(Exercise task) What follows is a set of records, each of which is to be written out exactly.

(Input records)
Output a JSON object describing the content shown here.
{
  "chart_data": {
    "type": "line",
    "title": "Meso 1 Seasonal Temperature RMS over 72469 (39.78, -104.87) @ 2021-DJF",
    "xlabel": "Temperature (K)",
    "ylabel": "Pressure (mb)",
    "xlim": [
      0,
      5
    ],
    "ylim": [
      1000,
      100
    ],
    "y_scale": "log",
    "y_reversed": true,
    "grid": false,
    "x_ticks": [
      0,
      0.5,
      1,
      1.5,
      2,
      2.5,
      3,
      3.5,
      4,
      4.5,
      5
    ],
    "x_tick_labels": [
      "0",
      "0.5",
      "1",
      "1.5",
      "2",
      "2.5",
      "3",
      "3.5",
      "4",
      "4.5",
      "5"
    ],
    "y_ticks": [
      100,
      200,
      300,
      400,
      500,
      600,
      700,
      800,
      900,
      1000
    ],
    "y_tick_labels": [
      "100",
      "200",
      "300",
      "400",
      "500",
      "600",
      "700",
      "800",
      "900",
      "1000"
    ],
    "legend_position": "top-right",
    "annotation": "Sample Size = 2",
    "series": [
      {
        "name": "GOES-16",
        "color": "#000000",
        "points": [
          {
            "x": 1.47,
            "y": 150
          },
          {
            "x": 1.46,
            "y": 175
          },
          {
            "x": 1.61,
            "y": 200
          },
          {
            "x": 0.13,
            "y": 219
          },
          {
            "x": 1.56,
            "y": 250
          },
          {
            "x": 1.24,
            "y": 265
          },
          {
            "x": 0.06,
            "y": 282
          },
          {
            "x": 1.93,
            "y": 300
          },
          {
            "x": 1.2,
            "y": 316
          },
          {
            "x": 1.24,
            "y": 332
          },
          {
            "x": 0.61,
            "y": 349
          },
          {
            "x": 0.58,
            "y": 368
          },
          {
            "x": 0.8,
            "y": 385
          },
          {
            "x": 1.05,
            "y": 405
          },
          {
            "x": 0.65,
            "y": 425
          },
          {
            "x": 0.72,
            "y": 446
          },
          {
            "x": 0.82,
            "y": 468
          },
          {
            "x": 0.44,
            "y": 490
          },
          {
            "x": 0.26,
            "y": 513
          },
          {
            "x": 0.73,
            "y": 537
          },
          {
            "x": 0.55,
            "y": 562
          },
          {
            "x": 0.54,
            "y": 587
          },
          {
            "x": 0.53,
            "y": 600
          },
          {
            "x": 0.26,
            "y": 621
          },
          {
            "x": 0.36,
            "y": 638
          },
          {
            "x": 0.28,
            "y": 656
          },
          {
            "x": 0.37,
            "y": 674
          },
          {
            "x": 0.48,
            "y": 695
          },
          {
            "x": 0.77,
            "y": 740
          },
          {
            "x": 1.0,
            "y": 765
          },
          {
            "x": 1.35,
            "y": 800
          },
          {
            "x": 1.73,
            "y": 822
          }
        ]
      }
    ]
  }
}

(Written reply)
Output a JSON object describing the content shown here.
{
  "chart_data": {
    "type": "line",
    "title": "Meso 1 Seasonal Temperature RMS over 72469 (39.78, -104.87) @ 2021-DJF",
    "xlabel": "Temperature (K)",
    "ylabel": "Pressure (mb)",
    "xlim": [
      0,
      5
    ],
    "ylim": [
      1000,
      100
    ],
    "y_scale": "log",
    "y_reversed": true,
    "grid": false,
    "x_ticks": [
      0,
      0.5,
      1,
      1.5,
      2,
      2.5,
      3,
      3.5,
      4,
      4.5,
      5
    ],
    "x_tick_labels": [
      "0",
      "0.5",
      "1",
      "1.5",
      "2",
      "2.5",
      "3",
      "3.5",
      "4",
      "4.5",
      "5"
    ],
    "y_ticks": [
      100,
      200,
      300,
      400,
      500,
      600,
      700,
      800,
      900,
      1000
    ],
    "y_tick_labels": [
      "100",
      "200",
      "300",
      "400",
      "500",
      "600",
      "700",
      "800",
      "900",
      "1000"
    ],
    "legend_position": "top-right",
    "annotation": "Sample Size = 2",
    "series": [
      {
        "name": "GOES-16",
        "color": "#000000",
        "points": [
          {
            "x": 1.47,
            "y": 150
          },
          {
            "x": 1.46,
            "y": 175
          },
          {
            "x": 1.61,
            "y": 200
          },
          {
            "x": 0.13,
            "y": 219
          },
          {
            "x": 1.56,
            "y": 250
          },
          {
            "x": 1.24,
            "y": 265
          },
          {
            "x": 0.06,
            "y": 282
          },
          {
            "x": 1.93,
            "y": 300
          },
          {
            "x": 1.2,
            "y": 316
          },
          {
            "x": 1.24,
            "y": 332
          },
          {
            "x": 0.61,
            "y": 349
          },
          {
            "x": 0.58,
            "y": 368
          },
          {
            "x": 0.8,
            "y": 385
          },
          {
            "x": 1.05,
            "y": 405
          },
          {
            "x": 0.65,
            "y": 425
          },
          {
            "x": 0.72,
            "y": 446
          },
          {
            "x": 0.82,
            "y": 468
          },
          {
            "x": 0.44,
            "y": 490
          },
          {
            "x": 0.26,
            "y": 513
          },
          {
            "x": 0.73,
            "y": 537
          },
          {
            "x": 0.55,
            "y": 562
          },
          {
            "x": 0.54,
            "y": 587
          },
          {
            "x": 0.53,
            "y": 600
          },
          {
            "x": 0.26,
            "y": 621
          },
          {
            "x": 0.36,
            "y": 638
          },
          {
            "x": 0.28,
            "y": 656
          },
          {
            "x": 0.37,
            "y": 674
          },
          {
            "x": 0.48,
            "y": 695
          },
          {
            "x": 0.77,
            "y": 740
          },
          {
            "x": 1.0,
            "y": 765
          },
          {
            "x": 1.35,
            "y": 800
          },
          {
            "x": 1.73,
            "y": 822
          }
        ]
      }
    ]
  }
}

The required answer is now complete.